Earlier today, BleacherReport co-founder Bryan Goldberg raised $6.5 million to launch a new site geared toward women called Bustle.
Goldberg wrote a post announcing the new round on tech publication PandoDaily. But based on the looks of the comments, some people are clearly skeptical:
"A quick look editorially, and it looks like you're not doing any more than what Refinery29, Cut Blog, fashionista, Racked, Stylecaster, Fashionologie, BuzzFeed fashion, Jezebel, HuffingtonPost fashion, or any of the other hundreds of low-value fashion sites that already does what you're trying. Many of them can add writers just as quickly as you can." - excerpt from vFunct's comment
"Bustle sounds pretty interesting, and it's wonderful that you're hiring so many women. But I remain somewhat perplexed and frankly disturbed that VCs are more than willing to support these huge funding rounds to (obviously talented & experienced) MEN to create for a female audience while female entrepreneurs themselves receive less than 10% of all VC funding. Are there women on the founding team? Or are they all just employees? I didn't see a mention of that, specifically." - Cynthia Schames
"While I salute you as an entrepreneur able to build a real and healthy business in my industry, news-media, I have to say you don't make a very convincing case that you are a good CEO to run a feminist brand. First, you managed to name your company after a fashion that's ancient and was an obstruction to women who sought to move freely (the bustle). That name also feels derivative of the actually feminist magazine Bust. Secondly, you write: "My job, as CEO, is to hire the right people. My job is to know a lot of engineers, editors, venture capitalists, and salespeople — and to bring them together. Knowing the difference between mascara, concealer, and eye-liner is not my job." Knowing your targeted audience, and that these women (including myself) care about far more than cosmetics might be a good thing for you to include in your job description." - LoraKolodyny
Some commenters are clearly dumbfounded. Others are trying to better understand Bustle's main competitors.

• Document layout detection data:
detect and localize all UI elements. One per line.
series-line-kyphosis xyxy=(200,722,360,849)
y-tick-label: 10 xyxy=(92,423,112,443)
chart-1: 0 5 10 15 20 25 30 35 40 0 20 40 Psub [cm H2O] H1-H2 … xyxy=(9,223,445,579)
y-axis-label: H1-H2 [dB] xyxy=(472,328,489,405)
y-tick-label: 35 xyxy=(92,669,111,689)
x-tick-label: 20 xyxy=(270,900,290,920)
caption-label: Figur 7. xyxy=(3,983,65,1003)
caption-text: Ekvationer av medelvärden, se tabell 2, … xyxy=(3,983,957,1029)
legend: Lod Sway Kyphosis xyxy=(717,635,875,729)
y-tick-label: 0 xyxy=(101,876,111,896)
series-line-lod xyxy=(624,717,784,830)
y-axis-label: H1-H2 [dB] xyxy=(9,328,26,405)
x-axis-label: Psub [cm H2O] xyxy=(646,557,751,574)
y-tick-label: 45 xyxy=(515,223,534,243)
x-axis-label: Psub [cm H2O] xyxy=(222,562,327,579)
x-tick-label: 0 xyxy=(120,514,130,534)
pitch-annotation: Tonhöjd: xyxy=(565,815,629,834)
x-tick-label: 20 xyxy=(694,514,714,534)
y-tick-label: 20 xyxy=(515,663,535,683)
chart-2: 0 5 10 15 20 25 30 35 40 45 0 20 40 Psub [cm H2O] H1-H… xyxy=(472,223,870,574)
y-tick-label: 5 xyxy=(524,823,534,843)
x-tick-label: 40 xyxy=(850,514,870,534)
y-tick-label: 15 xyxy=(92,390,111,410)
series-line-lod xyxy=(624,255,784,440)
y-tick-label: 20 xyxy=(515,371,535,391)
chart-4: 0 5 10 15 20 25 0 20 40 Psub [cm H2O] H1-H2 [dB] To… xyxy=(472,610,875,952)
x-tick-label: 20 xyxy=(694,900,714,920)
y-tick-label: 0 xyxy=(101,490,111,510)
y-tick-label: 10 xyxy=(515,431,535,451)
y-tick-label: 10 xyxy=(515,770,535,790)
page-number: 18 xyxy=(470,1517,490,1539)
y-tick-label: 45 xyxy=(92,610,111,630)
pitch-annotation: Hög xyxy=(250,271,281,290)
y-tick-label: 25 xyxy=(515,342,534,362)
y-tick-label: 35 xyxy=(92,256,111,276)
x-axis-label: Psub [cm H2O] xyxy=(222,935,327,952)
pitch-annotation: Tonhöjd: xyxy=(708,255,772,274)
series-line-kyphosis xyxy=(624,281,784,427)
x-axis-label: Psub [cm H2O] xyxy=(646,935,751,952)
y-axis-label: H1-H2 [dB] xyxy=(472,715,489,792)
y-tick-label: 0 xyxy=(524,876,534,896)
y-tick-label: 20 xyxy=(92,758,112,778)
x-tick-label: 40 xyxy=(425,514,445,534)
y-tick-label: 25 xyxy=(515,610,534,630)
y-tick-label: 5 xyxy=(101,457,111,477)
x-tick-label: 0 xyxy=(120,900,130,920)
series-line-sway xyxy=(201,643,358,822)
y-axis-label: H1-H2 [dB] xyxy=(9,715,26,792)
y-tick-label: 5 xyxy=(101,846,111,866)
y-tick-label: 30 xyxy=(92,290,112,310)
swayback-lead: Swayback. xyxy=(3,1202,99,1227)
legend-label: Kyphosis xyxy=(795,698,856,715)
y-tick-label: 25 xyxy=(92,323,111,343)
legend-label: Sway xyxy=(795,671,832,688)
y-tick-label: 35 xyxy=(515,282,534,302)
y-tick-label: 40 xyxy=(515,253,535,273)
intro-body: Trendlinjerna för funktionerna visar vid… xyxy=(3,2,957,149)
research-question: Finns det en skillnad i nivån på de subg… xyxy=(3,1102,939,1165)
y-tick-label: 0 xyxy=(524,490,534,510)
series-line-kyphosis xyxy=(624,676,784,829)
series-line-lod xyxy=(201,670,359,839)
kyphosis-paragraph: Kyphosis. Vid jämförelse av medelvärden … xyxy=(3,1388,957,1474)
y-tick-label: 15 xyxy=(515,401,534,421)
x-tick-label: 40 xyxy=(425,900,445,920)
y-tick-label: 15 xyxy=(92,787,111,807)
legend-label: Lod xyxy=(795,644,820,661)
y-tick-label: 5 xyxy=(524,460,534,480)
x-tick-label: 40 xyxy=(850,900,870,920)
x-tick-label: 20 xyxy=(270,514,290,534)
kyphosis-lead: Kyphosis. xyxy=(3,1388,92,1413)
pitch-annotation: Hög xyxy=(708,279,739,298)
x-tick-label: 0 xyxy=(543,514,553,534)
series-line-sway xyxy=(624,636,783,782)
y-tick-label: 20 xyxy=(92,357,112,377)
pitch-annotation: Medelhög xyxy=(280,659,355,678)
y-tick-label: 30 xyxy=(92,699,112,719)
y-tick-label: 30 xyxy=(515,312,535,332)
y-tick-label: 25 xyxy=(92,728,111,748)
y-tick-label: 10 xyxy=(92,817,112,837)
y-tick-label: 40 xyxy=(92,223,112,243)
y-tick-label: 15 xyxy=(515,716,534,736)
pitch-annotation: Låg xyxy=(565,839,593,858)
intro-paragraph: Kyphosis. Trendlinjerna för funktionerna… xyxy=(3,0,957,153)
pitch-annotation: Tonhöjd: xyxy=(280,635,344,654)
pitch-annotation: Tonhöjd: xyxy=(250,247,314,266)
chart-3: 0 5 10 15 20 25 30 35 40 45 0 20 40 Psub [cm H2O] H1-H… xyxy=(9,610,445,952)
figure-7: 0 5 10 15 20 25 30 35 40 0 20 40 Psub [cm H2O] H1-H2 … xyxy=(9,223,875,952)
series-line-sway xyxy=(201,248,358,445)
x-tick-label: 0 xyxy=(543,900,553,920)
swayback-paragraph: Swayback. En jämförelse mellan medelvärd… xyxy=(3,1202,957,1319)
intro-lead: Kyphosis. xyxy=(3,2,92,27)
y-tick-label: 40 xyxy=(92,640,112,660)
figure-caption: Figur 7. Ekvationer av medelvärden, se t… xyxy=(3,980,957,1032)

• What you will do:
Continue the article on reader reactions to the launch of Bustle from its final sentence, extending it by one or two paragraphs.

• Output of the task:
From an advertising standpoint, Goldberg says that he sees Vogue, Hearst, and other large women's publishers as competition. He argues that while there are a lot of great women's sites out there, they can be very niche. Some that come to mind are Feministing, Autostraddle, Jezebel, and SheWired.
But despite concern from commenters, Goldberg maintains that Bustle writers aren't just going to write about cosmetics. He also argues that even though there could be better people to serve as the face of the company, not all of those faces would likely be able to achieve the same success with Bustle as he foresees.